▸ **EXERCISE**: Copy all the entries word for word, but omit the pictures.

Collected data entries
..........

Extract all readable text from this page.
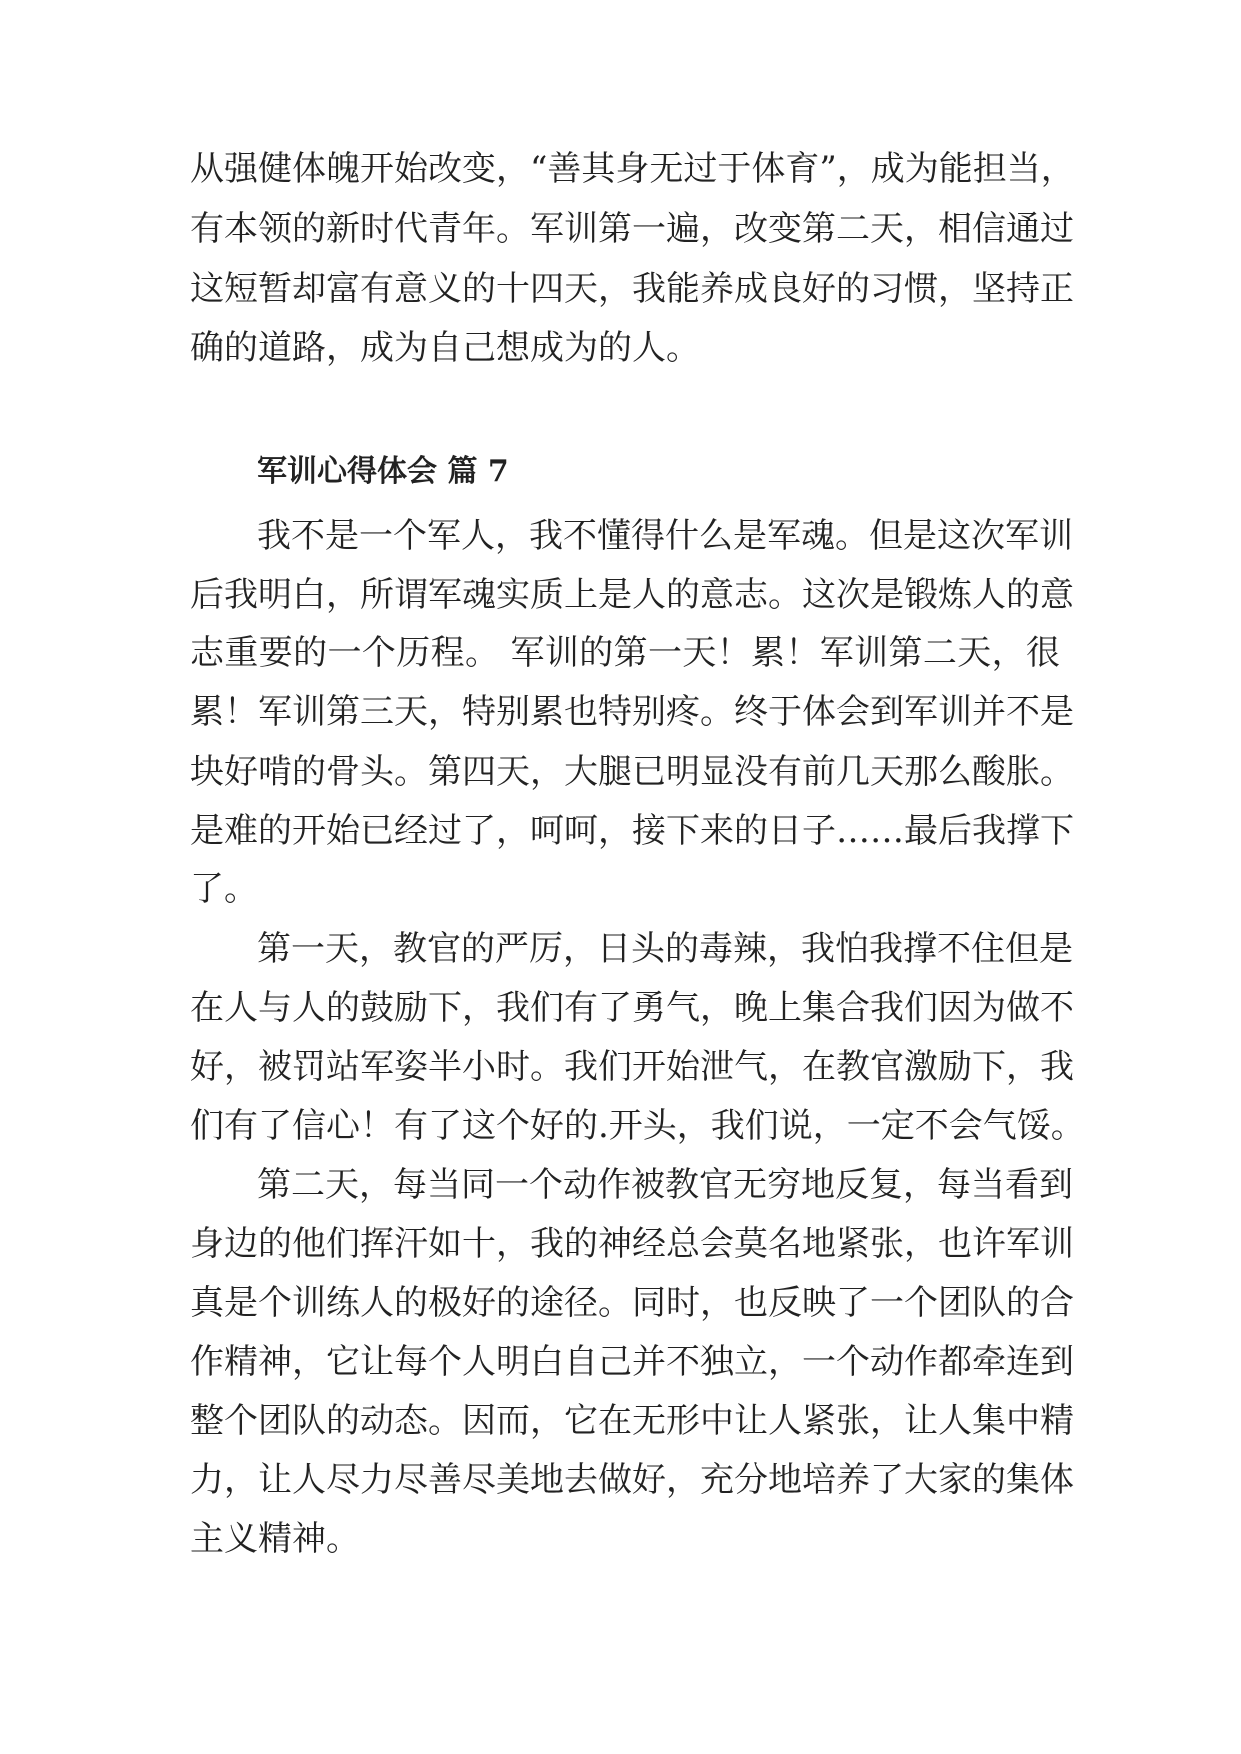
从强健体魄开始改变，“善其身无过于体育”，成为能担当，

有本领的新时代青年。军训第一遍，改变第二天，相信通过

这短暂却富有意义的十四天，我能养成良好的习惯，坚持正

确的道路，成为自己想成为的人。

军训心得体会 篇 7

我不是一个军人，我不懂得什么是军魂。但是这次军训

后我明白，所谓军魂实质上是人的意志。这次是锻炼人的意

志重要的一个历程。 军训的第一天！累！军训第二天，很

累！军训第三天，特别累也特别疼。终于体会到军训并不是

块好啃的骨头。第四天，大腿已明显没有前几天那么酸胀。

是难的开始已经过了，呵呵，接下来的日子……最后我撑下

了。

第一天，教官的严厉，日头的毒辣，我怕我撑不住但是

在人与人的鼓励下，我们有了勇气，晚上集合我们因为做不

好，被罚站军姿半小时。我们开始泄气，在教官激励下，我

们有了信心！有了这个好的.开头，我们说，一定不会气馁。

第二天，每当同一个动作被教官无穷地反复，每当看到

身边的他们挥汗如十，我的神经总会莫名地紧张，也许军训

真是个训练人的极好的途径。同时，也反映了一个团队的合

作精神，它让每个人明白自己并不独立，一个动作都牵连到

整个团队的动态。因而，它在无形中让人紧张，让人集中精

力，让人尽力尽善尽美地去做好，充分地培养了大家的集体

主义精神。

..........

▸ **ANSWER TO THE TASK**:
Extract all readable text from this page.
从强健体魄开始改变，“善其身无过于体育”，成为能担当，

有本领的新时代青年。军训第一遍，改变第二天，相信通过

这短暂却富有意义的十四天，我能养成良好的习惯，坚持正

确的道路，成为自己想成为的人。

军训心得体会 篇 7

我不是一个军人，我不懂得什么是军魂。但是这次军训

后我明白，所谓军魂实质上是人的意志。这次是锻炼人的意

志重要的一个历程。 军训的第一天！累！军训第二天，很

累！军训第三天，特别累也特别疼。终于体会到军训并不是

块好啃的骨头。第四天，大腿已明显没有前几天那么酸胀。

是难的开始已经过了，呵呵，接下来的日子……最后我撑下

了。

第一天，教官的严厉，日头的毒辣，我怕我撑不住但是

在人与人的鼓励下，我们有了勇气，晚上集合我们因为做不

好，被罚站军姿半小时。我们开始泄气，在教官激励下，我

们有了信心！有了这个好的.开头，我们说，一定不会气馁。

第二天，每当同一个动作被教官无穷地反复，每当看到

身边的他们挥汗如十，我的神经总会莫名地紧张，也许军训

真是个训练人的极好的途径。同时，也反映了一个团队的合

作精神，它让每个人明白自己并不独立，一个动作都牵连到

整个团队的动态。因而，它在无形中让人紧张，让人集中精

力，让人尽力尽善尽美地去做好，充分地培养了大家的集体

主义精神。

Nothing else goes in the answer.